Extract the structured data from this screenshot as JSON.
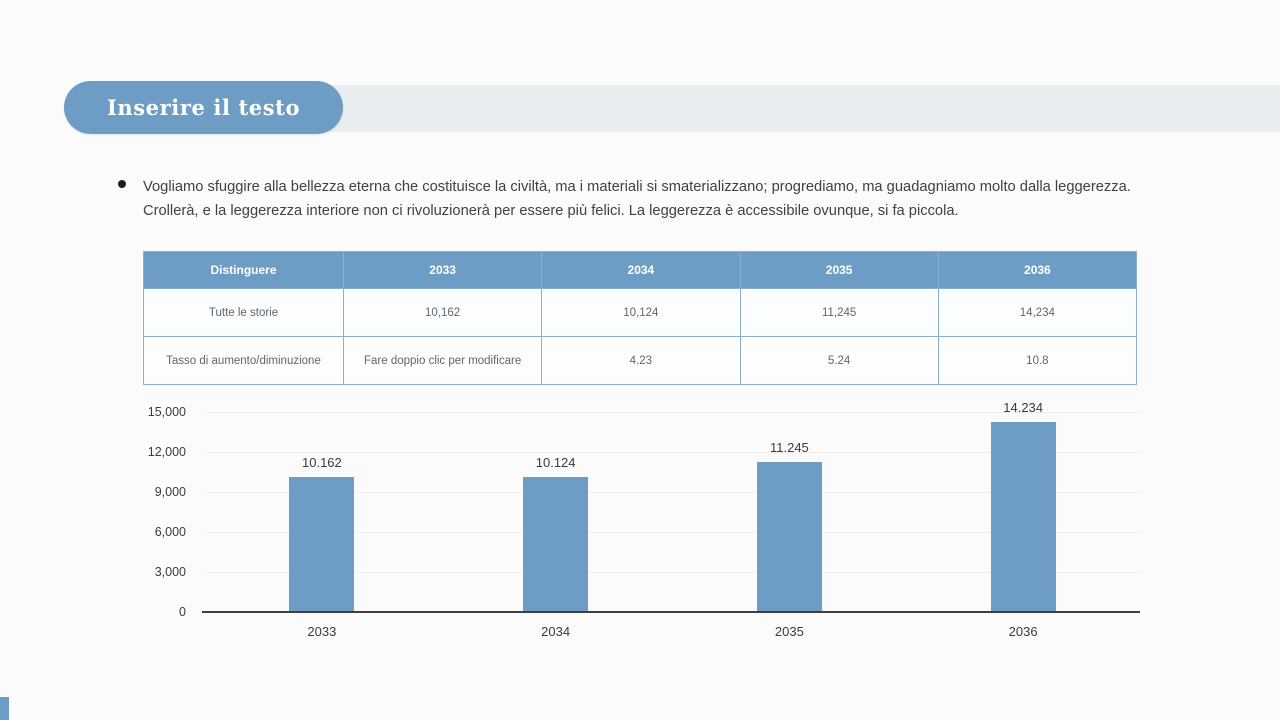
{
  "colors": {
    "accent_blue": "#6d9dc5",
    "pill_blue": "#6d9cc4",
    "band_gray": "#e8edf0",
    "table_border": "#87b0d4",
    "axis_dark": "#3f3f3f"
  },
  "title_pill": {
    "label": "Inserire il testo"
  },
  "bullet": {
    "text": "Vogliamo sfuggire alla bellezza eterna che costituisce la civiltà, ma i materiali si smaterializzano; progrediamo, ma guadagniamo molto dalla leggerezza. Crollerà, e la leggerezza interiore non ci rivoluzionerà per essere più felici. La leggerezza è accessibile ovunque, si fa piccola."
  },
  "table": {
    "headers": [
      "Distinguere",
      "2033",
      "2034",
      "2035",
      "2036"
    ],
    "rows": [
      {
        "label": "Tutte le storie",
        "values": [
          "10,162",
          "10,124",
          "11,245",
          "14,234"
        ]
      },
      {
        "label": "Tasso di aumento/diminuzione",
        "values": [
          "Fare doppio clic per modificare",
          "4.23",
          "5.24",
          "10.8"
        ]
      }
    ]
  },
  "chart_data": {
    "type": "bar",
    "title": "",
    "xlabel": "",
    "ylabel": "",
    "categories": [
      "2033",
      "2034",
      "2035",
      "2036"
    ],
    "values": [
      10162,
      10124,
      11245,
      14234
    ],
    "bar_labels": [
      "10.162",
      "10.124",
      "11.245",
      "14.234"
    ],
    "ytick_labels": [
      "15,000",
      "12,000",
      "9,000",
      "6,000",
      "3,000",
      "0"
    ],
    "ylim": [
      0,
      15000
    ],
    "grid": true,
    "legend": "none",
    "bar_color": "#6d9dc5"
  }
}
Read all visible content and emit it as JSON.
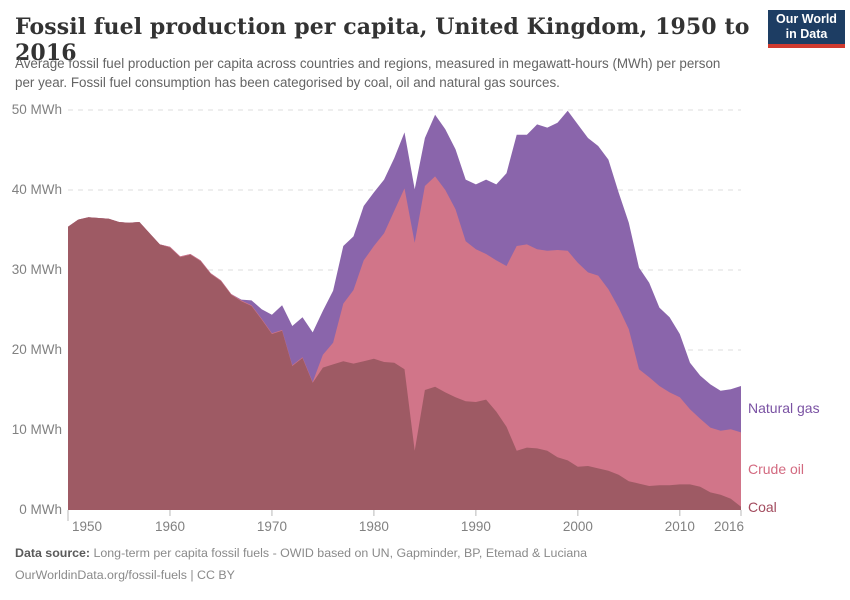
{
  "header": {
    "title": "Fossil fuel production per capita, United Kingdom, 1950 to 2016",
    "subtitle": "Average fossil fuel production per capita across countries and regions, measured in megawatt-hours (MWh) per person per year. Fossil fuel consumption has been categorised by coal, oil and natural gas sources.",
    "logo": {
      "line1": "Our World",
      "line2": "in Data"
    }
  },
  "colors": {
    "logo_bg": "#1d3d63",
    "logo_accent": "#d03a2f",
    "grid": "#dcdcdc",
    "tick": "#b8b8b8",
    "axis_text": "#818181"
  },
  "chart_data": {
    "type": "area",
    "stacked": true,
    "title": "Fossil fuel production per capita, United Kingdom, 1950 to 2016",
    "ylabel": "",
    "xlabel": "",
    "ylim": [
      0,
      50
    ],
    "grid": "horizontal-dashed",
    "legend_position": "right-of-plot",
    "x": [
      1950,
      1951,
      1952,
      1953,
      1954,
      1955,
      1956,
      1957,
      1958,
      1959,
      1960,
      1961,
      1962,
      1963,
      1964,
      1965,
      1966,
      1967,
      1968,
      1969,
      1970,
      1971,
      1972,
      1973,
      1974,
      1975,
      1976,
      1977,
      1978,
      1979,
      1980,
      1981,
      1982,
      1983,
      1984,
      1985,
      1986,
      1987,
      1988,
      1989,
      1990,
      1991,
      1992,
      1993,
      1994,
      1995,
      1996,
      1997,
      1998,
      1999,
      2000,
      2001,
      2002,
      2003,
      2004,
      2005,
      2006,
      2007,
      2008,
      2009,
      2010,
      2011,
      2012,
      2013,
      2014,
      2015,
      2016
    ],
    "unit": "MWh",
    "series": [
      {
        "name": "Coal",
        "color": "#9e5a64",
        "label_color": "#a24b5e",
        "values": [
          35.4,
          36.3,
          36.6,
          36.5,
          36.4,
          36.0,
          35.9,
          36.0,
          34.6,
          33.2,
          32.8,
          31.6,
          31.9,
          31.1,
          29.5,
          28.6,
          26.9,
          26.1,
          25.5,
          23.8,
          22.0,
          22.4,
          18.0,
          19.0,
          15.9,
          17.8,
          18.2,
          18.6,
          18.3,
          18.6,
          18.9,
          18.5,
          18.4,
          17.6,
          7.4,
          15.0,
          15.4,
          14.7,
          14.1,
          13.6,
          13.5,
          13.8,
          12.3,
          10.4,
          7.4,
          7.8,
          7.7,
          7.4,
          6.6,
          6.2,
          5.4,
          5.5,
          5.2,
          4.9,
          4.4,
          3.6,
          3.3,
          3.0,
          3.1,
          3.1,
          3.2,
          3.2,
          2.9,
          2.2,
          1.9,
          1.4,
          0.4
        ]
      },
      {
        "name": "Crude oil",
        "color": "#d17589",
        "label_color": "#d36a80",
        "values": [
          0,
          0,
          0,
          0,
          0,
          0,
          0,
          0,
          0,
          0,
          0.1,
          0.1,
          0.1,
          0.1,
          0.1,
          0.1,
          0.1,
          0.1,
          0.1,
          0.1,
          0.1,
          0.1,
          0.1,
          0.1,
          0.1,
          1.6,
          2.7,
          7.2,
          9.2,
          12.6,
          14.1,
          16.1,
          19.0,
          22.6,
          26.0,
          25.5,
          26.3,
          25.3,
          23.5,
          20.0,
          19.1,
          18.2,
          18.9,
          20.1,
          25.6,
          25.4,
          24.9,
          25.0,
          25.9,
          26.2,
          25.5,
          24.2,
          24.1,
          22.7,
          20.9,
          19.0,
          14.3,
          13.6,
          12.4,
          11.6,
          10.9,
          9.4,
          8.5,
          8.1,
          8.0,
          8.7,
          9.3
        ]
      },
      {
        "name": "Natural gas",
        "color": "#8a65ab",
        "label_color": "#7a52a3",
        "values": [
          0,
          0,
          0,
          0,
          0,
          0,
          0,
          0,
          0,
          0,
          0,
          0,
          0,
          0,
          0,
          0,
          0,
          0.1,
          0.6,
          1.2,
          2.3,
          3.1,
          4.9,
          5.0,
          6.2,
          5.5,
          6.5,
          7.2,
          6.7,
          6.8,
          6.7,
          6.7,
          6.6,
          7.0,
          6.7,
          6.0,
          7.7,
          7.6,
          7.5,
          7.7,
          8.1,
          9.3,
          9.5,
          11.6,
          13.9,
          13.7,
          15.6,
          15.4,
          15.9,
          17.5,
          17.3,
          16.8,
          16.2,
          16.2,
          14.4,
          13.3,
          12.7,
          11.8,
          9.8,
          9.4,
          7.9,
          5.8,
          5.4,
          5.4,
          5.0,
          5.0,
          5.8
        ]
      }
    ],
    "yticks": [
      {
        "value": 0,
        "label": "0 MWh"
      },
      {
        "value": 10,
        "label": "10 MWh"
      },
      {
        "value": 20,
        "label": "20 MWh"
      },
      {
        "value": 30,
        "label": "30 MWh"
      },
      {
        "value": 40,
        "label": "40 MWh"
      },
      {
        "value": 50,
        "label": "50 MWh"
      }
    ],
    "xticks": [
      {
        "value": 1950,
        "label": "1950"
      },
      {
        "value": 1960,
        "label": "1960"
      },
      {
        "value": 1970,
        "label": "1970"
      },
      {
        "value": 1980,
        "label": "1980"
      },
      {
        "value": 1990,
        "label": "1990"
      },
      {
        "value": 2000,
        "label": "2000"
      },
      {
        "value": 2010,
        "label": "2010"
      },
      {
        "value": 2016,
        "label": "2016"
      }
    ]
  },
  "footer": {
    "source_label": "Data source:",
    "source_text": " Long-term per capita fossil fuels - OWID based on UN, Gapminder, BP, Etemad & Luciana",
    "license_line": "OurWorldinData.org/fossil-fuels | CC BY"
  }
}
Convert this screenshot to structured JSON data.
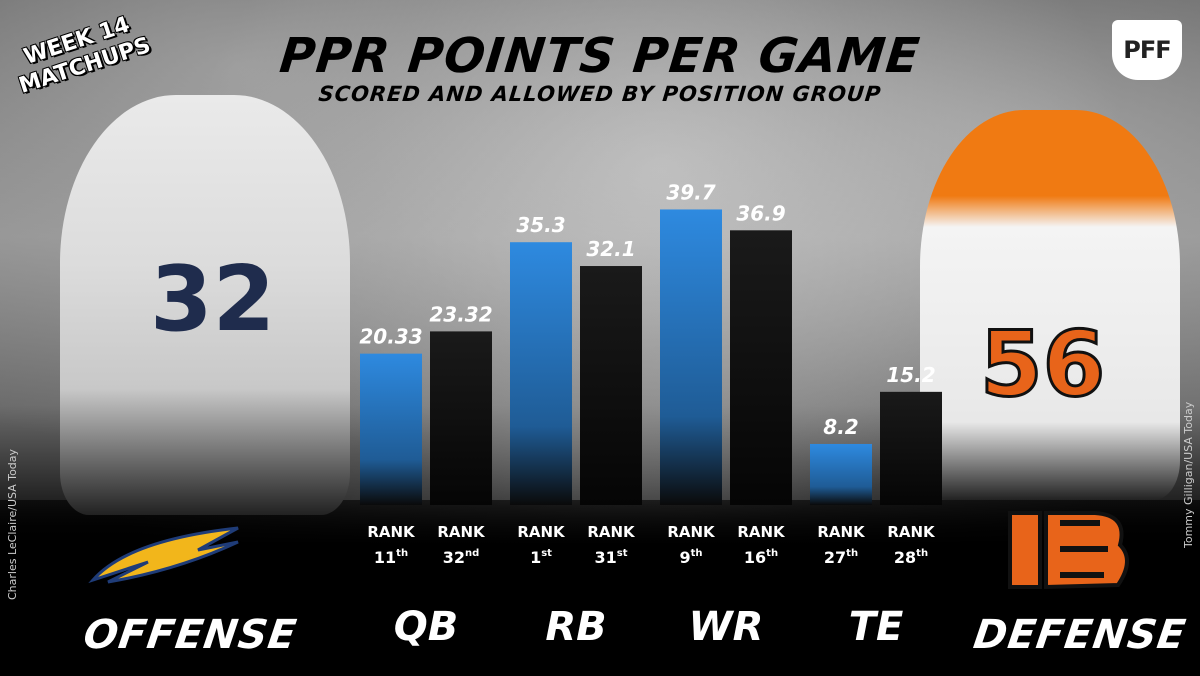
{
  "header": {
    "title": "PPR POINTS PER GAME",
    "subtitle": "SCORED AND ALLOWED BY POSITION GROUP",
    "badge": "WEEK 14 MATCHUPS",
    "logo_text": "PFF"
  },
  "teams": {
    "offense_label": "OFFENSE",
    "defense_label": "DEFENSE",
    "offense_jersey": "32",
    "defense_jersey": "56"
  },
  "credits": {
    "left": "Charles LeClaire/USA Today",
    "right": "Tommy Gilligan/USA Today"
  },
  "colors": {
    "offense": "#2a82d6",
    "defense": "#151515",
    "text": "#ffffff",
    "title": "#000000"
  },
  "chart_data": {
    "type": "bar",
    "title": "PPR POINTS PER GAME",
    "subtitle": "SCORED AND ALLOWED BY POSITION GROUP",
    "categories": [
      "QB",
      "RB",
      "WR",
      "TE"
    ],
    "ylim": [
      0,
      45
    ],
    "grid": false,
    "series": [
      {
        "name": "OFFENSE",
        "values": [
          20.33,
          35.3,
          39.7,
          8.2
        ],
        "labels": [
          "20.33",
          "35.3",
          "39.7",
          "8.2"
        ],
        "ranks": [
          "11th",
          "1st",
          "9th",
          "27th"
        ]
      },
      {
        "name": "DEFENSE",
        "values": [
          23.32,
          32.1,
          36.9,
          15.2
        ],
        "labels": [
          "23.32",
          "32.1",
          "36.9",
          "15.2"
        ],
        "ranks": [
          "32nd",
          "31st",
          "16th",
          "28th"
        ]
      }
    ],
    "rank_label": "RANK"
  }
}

_YOUR INSTRUCTIONS:_ Reproduce the listing above from the line that contains "Convert this screenshot" through its final line, exactly and with nothing added. Omit the images.

_RESULT FOR THIS TASK:_
Convert this screenshot to structured JSON data.
{
  "header": {
    "title": "PPR POINTS PER GAME",
    "subtitle": "SCORED AND ALLOWED BY POSITION GROUP",
    "badge": "WEEK 14 MATCHUPS",
    "logo_text": "PFF"
  },
  "teams": {
    "offense_label": "OFFENSE",
    "defense_label": "DEFENSE",
    "offense_jersey": "32",
    "defense_jersey": "56"
  },
  "credits": {
    "left": "Charles LeClaire/USA Today",
    "right": "Tommy Gilligan/USA Today"
  },
  "colors": {
    "offense": "#2a82d6",
    "defense": "#151515",
    "text": "#ffffff",
    "title": "#000000"
  },
  "chart_data": {
    "type": "bar",
    "title": "PPR POINTS PER GAME",
    "subtitle": "SCORED AND ALLOWED BY POSITION GROUP",
    "categories": [
      "QB",
      "RB",
      "WR",
      "TE"
    ],
    "ylim": [
      0,
      45
    ],
    "grid": false,
    "series": [
      {
        "name": "OFFENSE",
        "values": [
          20.33,
          35.3,
          39.7,
          8.2
        ],
        "labels": [
          "20.33",
          "35.3",
          "39.7",
          "8.2"
        ],
        "ranks": [
          "11th",
          "1st",
          "9th",
          "27th"
        ]
      },
      {
        "name": "DEFENSE",
        "values": [
          23.32,
          32.1,
          36.9,
          15.2
        ],
        "labels": [
          "23.32",
          "32.1",
          "36.9",
          "15.2"
        ],
        "ranks": [
          "32nd",
          "31st",
          "16th",
          "28th"
        ]
      }
    ],
    "rank_label": "RANK"
  }
}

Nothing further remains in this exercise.